Leave out any picture and return the remaining listing below exactly as given.

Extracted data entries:
--- begin ---

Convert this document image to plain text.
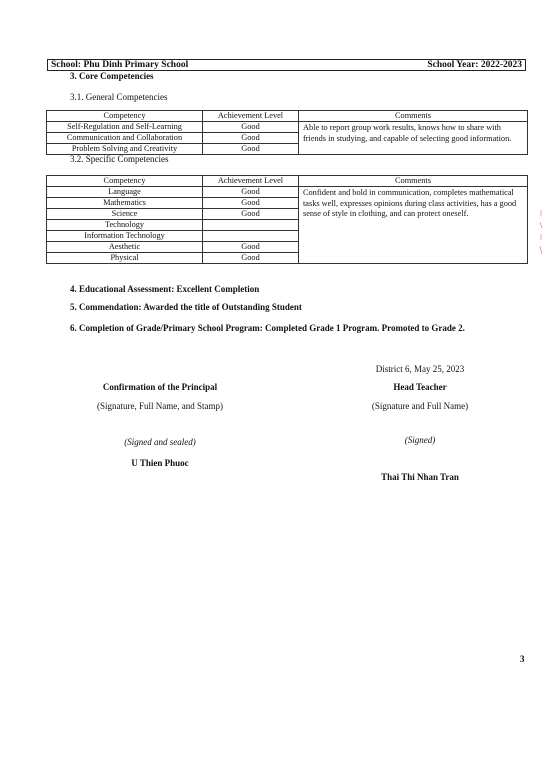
School: Phu Dinh Primary School	School Year: 2022-2023
3. Core Competencies
3.1. General Competencies
Competency	Achievement Level	Comments
Self-Regulation and Self-Learning	Good	Able to report group work results, knows how to share with friends in studying, and capable of selecting good information.
Communication and Collaboration	Good	
Problem Solving and Creativity	Good	
3.2. Specific Competencies
Competency	Achievement Level	Comments
Language	Good	Confident and bold in communication, completes mathematical tasks well, expresses opinions during class activities, has a good sense of style in clothing, and can protect oneself.
Mathematics	Good	
Science	Good	
Technology		
Information Technology		
Aesthetic	Good	
Physical	Good	
4. Educational Assessment: Excellent Completion
5. Commendation: Awarded the title of Outstanding Student
6. Completion of Grade/Primary School Program: Completed Grade 1 Program. Promoted to Grade 2.
District 6, May 25, 2023
Confirmation of the Principal
(Signature, Full Name, and Stamp)
(Signed and sealed)
U Thien Phuoc
Head Teacher
(Signature and Full Name)
(Signed)
Thai Thi Nhan Tran
3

--- end ---

● **Result of this task**
Convert this document image to plain text.
School: Phu Dinh Primary School	School Year: 2022-2023
3. Core Competencies
3.1. General Competencies
Competency	Achievement Level	Comments
Self-Regulation and Self-Learning	Good	Able to report group work results, knows how to share with friends in studying, and capable of selecting good information.
Communication and Collaboration	Good	
Problem Solving and Creativity	Good	
3.2. Specific Competencies
Competency	Achievement Level	Comments
Language	Good	Confident and bold in communication, completes mathematical tasks well, expresses opinions during class activities, has a good sense of style in clothing, and can protect oneself.
Mathematics	Good	
Science	Good	
Technology		
Information Technology		
Aesthetic	Good	
Physical	Good	
4. Educational Assessment: Excellent Completion
5. Commendation: Awarded the title of Outstanding Student
6. Completion of Grade/Primary School Program: Completed Grade 1 Program. Promoted to Grade 2.
District 6, May 25, 2023
Confirmation of the Principal
(Signature, Full Name, and Stamp)
(Signed and sealed)
U Thien Phuoc
Head Teacher
(Signature and Full Name)
(Signed)
Thai Thi Nhan Tran
3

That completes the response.